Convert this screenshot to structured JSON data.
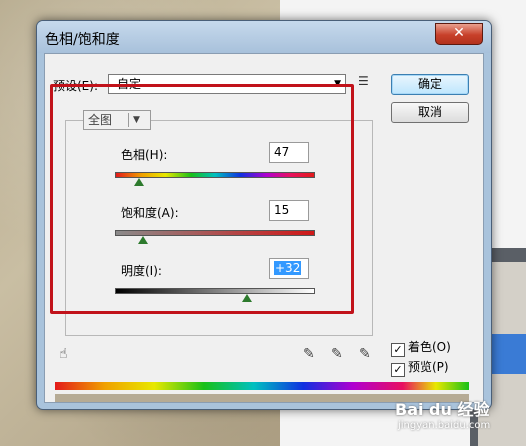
{
  "window": {
    "title": "色相/饱和度",
    "close_glyph": "✕"
  },
  "preset": {
    "label": "预设(E):",
    "value": "自定",
    "menu_glyph": "☰"
  },
  "buttons": {
    "ok": "确定",
    "cancel": "取消"
  },
  "channel": {
    "value": "全图"
  },
  "rows": {
    "hue": {
      "label": "色相(H):",
      "value": "47",
      "slider_fraction": 0.12
    },
    "saturation": {
      "label": "饱和度(A):",
      "value": "15",
      "slider_fraction": 0.14
    },
    "lightness": {
      "label": "明度(I):",
      "value": "+32",
      "slider_fraction": 0.66
    }
  },
  "options": {
    "colorize": {
      "label": "着色(O)",
      "checked": true
    },
    "preview": {
      "label": "预览(P)",
      "checked": true
    }
  },
  "icons": {
    "hand": "hand-tool-icon",
    "eyedropper": "eyedropper-icon",
    "eyedropper_plus": "eyedropper-plus-icon",
    "eyedropper_minus": "eyedropper-minus-icon"
  },
  "colors": {
    "annotation": "#c1121a",
    "tint_bar": "#b6ab95"
  },
  "watermark": {
    "logo": "Bai du 经验",
    "url": "jingyan.baidu.com"
  }
}
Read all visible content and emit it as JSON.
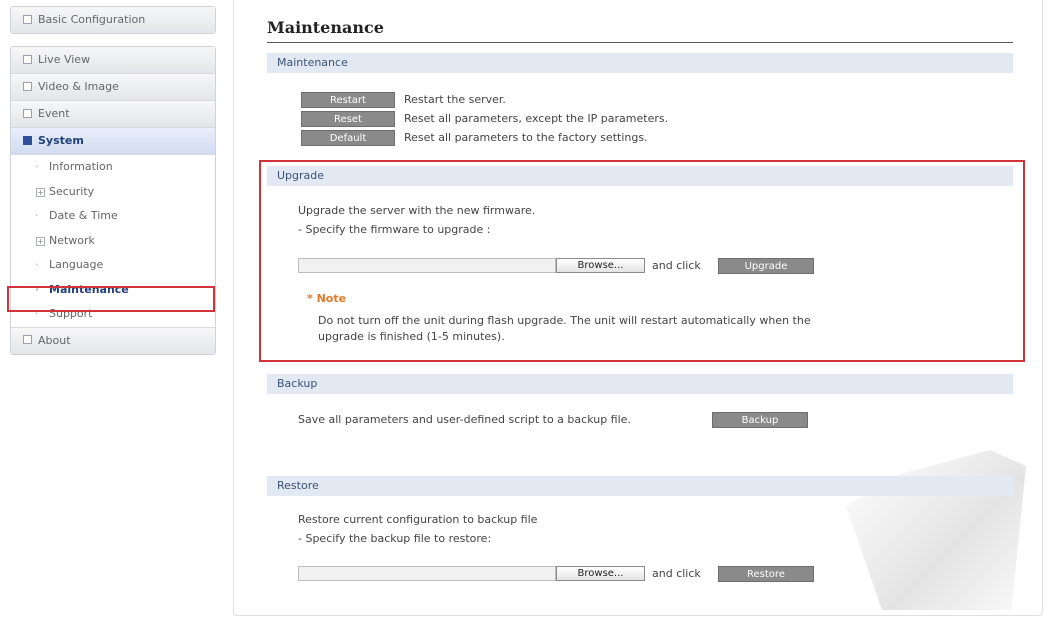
{
  "sidebar": {
    "basic_configuration": "Basic Configuration",
    "live_view": "Live View",
    "video_image": "Video & Image",
    "event": "Event",
    "system": "System",
    "system_items": [
      "Information",
      "Security",
      "Date & Time",
      "Network",
      "Language",
      "Maintenance",
      "Support"
    ],
    "about": "About"
  },
  "main": {
    "title": "Maintenance",
    "maintenance": {
      "header": "Maintenance",
      "restart_label": "Restart",
      "restart_desc": "Restart the server.",
      "reset_label": "Reset",
      "reset_desc": "Reset all parameters, except the IP parameters.",
      "default_label": "Default",
      "default_desc": "Reset all parameters to the factory settings."
    },
    "upgrade": {
      "header": "Upgrade",
      "line1": "Upgrade the server with the new firmware.",
      "line2": "- Specify the firmware to upgrade :",
      "browse_label": "Browse...",
      "and_click": "and click",
      "button_label": "Upgrade",
      "note_label": "* Note",
      "note_line1": "Do not turn off the unit during flash upgrade. The unit will restart automatically when the",
      "note_line2": "upgrade is finished (1-5 minutes)."
    },
    "backup": {
      "header": "Backup",
      "desc": "Save all parameters and user-defined script to a backup file.",
      "button_label": "Backup"
    },
    "restore": {
      "header": "Restore",
      "line1": "Restore current configuration to backup file",
      "line2": "- Specify the backup file to restore:",
      "browse_label": "Browse...",
      "and_click": "and click",
      "button_label": "Restore"
    }
  },
  "colors": {
    "highlight": "#d0343a",
    "section_bar": "#e3e9f3",
    "button_gray": "#8a8a8a",
    "active_menu": "#23407a",
    "note": "#e07a2a"
  }
}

TASK DESCRIPTION → Work out how many lines in the records above hold the string "header", then give only that count.

RESULT FOR THIS TASK → 4